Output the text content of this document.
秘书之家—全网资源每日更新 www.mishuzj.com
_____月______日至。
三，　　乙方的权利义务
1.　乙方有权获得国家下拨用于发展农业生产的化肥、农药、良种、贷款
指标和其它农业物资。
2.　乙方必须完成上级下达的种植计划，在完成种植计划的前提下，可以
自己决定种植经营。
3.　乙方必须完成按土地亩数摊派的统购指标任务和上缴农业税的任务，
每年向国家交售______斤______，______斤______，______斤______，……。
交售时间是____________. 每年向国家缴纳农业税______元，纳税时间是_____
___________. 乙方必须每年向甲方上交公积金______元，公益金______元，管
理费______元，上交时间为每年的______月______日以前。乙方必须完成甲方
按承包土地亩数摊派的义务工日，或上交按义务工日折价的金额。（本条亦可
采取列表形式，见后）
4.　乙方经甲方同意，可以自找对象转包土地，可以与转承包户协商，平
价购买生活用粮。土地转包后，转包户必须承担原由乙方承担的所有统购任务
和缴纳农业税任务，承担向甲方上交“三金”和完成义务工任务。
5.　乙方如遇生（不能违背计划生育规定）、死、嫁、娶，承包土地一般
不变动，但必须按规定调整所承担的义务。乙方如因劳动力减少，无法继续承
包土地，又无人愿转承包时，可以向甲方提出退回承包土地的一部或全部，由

------

TASK TO CARRY OUT: Write out the material from the first line to the last, exactly.

FULL SOLUTION:
Output the text content of this document.
秘书之家—全网资源每日更新 www.mishuzj.com
_____月______日至。
三，　　乙方的权利义务
1.　乙方有权获得国家下拨用于发展农业生产的化肥、农药、良种、贷款
指标和其它农业物资。
2.　乙方必须完成上级下达的种植计划，在完成种植计划的前提下，可以
自己决定种植经营。
3.　乙方必须完成按土地亩数摊派的统购指标任务和上缴农业税的任务，
每年向国家交售______斤______，______斤______，______斤______，……。
交售时间是____________. 每年向国家缴纳农业税______元，纳税时间是_____
___________. 乙方必须每年向甲方上交公积金______元，公益金______元，管
理费______元，上交时间为每年的______月______日以前。乙方必须完成甲方
按承包土地亩数摊派的义务工日，或上交按义务工日折价的金额。（本条亦可
采取列表形式，见后）
4.　乙方经甲方同意，可以自找对象转包土地，可以与转承包户协商，平
价购买生活用粮。土地转包后，转包户必须承担原由乙方承担的所有统购任务
和缴纳农业税任务，承担向甲方上交“三金”和完成义务工任务。
5.　乙方如遇生（不能违背计划生育规定）、死、嫁、娶，承包土地一般
不变动，但必须按规定调整所承担的义务。乙方如因劳动力减少，无法继续承
包土地，又无人愿转承包时，可以向甲方提出退回承包土地的一部或全部，由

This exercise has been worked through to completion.